[AIM OF THE TASK] Please quote every line word for word.

==== PROVIDED MATERIAL

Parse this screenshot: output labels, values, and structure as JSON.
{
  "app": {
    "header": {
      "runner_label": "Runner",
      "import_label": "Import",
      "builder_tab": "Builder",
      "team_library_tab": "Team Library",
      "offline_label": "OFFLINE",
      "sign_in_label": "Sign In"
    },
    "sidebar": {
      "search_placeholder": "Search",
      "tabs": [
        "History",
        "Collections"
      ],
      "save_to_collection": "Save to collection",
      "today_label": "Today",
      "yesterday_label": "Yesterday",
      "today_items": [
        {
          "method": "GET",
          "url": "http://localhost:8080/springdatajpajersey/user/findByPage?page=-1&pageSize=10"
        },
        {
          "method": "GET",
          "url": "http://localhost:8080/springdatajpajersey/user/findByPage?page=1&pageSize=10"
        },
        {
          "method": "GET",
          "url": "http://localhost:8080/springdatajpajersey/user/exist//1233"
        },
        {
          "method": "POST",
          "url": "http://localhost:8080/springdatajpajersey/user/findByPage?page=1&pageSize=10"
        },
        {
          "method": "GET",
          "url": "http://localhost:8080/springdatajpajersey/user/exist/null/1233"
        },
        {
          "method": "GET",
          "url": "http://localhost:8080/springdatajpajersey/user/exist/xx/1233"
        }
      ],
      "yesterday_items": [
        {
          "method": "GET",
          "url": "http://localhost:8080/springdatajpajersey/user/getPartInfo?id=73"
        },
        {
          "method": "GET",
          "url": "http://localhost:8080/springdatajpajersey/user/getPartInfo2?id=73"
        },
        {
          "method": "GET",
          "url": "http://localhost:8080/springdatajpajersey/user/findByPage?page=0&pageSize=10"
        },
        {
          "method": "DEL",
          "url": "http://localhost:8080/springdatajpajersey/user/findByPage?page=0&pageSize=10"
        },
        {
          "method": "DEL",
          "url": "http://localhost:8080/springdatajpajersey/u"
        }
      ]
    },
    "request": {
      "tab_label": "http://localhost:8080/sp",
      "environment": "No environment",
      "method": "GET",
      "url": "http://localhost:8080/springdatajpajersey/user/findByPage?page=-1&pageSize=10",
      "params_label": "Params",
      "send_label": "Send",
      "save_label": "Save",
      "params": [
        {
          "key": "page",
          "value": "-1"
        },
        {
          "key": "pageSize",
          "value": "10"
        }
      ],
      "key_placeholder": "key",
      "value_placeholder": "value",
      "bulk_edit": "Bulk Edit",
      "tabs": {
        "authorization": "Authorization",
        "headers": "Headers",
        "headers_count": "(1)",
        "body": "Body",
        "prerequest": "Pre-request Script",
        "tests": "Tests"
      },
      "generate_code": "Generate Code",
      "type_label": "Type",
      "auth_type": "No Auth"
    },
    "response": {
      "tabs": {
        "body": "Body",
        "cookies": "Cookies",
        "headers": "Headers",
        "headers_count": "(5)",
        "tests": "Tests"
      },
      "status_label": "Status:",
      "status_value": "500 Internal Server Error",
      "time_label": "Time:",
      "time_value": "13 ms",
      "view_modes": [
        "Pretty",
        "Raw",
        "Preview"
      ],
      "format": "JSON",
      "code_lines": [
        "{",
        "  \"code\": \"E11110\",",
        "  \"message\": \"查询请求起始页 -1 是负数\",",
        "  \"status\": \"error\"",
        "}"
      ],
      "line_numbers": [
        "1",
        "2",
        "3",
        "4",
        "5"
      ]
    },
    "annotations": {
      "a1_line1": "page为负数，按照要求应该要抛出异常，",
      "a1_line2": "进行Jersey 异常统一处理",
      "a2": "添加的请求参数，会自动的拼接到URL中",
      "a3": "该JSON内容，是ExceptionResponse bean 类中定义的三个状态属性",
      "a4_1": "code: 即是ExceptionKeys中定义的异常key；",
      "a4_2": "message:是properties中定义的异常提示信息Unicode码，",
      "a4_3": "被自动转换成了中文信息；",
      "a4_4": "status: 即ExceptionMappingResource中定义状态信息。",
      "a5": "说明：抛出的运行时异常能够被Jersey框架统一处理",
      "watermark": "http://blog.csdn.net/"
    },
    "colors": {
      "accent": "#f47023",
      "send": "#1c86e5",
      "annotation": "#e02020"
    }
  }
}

========

[RESPONSE BELOW]
Parse this screenshot: output labels, values, and structure as JSON.
{
  "app": {
    "header": {
      "runner_label": "Runner",
      "import_label": "Import",
      "builder_tab": "Builder",
      "team_library_tab": "Team Library",
      "offline_label": "OFFLINE",
      "sign_in_label": "Sign In"
    },
    "sidebar": {
      "search_placeholder": "Search",
      "tabs": [
        "History",
        "Collections"
      ],
      "save_to_collection": "Save to collection",
      "today_label": "Today",
      "yesterday_label": "Yesterday",
      "today_items": [
        {
          "method": "GET",
          "url": "http://localhost:8080/springdatajpajersey/user/findByPage?page=-1&pageSize=10"
        },
        {
          "method": "GET",
          "url": "http://localhost:8080/springdatajpajersey/user/findByPage?page=1&pageSize=10"
        },
        {
          "method": "GET",
          "url": "http://localhost:8080/springdatajpajersey/user/exist//1233"
        },
        {
          "method": "POST",
          "url": "http://localhost:8080/springdatajpajersey/user/findByPage?page=1&pageSize=10"
        },
        {
          "method": "GET",
          "url": "http://localhost:8080/springdatajpajersey/user/exist/null/1233"
        },
        {
          "method": "GET",
          "url": "http://localhost:8080/springdatajpajersey/user/exist/xx/1233"
        }
      ],
      "yesterday_items": [
        {
          "method": "GET",
          "url": "http://localhost:8080/springdatajpajersey/user/getPartInfo?id=73"
        },
        {
          "method": "GET",
          "url": "http://localhost:8080/springdatajpajersey/user/getPartInfo2?id=73"
        },
        {
          "method": "GET",
          "url": "http://localhost:8080/springdatajpajersey/user/findByPage?page=0&pageSize=10"
        },
        {
          "method": "DEL",
          "url": "http://localhost:8080/springdatajpajersey/user/findByPage?page=0&pageSize=10"
        },
        {
          "method": "DEL",
          "url": "http://localhost:8080/springdatajpajersey/u"
        }
      ]
    },
    "request": {
      "tab_label": "http://localhost:8080/sp",
      "environment": "No environment",
      "method": "GET",
      "url": "http://localhost:8080/springdatajpajersey/user/findByPage?page=-1&pageSize=10",
      "params_label": "Params",
      "send_label": "Send",
      "save_label": "Save",
      "params": [
        {
          "key": "page",
          "value": "-1"
        },
        {
          "key": "pageSize",
          "value": "10"
        }
      ],
      "key_placeholder": "key",
      "value_placeholder": "value",
      "bulk_edit": "Bulk Edit",
      "tabs": {
        "authorization": "Authorization",
        "headers": "Headers",
        "headers_count": "(1)",
        "body": "Body",
        "prerequest": "Pre-request Script",
        "tests": "Tests"
      },
      "generate_code": "Generate Code",
      "type_label": "Type",
      "auth_type": "No Auth"
    },
    "response": {
      "tabs": {
        "body": "Body",
        "cookies": "Cookies",
        "headers": "Headers",
        "headers_count": "(5)",
        "tests": "Tests"
      },
      "status_label": "Status:",
      "status_value": "500 Internal Server Error",
      "time_label": "Time:",
      "time_value": "13 ms",
      "view_modes": [
        "Pretty",
        "Raw",
        "Preview"
      ],
      "format": "JSON",
      "code_lines": [
        "{",
        "  \"code\": \"E11110\",",
        "  \"message\": \"查询请求起始页 -1 是负数\",",
        "  \"status\": \"error\"",
        "}"
      ],
      "line_numbers": [
        "1",
        "2",
        "3",
        "4",
        "5"
      ]
    },
    "annotations": {
      "a1_line1": "page为负数，按照要求应该要抛出异常，",
      "a1_line2": "进行Jersey 异常统一处理",
      "a2": "添加的请求参数，会自动的拼接到URL中",
      "a3": "该JSON内容，是ExceptionResponse bean 类中定义的三个状态属性",
      "a4_1": "code: 即是ExceptionKeys中定义的异常key；",
      "a4_2": "message:是properties中定义的异常提示信息Unicode码，",
      "a4_3": "被自动转换成了中文信息；",
      "a4_4": "status: 即ExceptionMappingResource中定义状态信息。",
      "a5": "说明：抛出的运行时异常能够被Jersey框架统一处理",
      "watermark": "http://blog.csdn.net/"
    },
    "colors": {
      "accent": "#f47023",
      "send": "#1c86e5",
      "annotation": "#e02020"
    }
  }
}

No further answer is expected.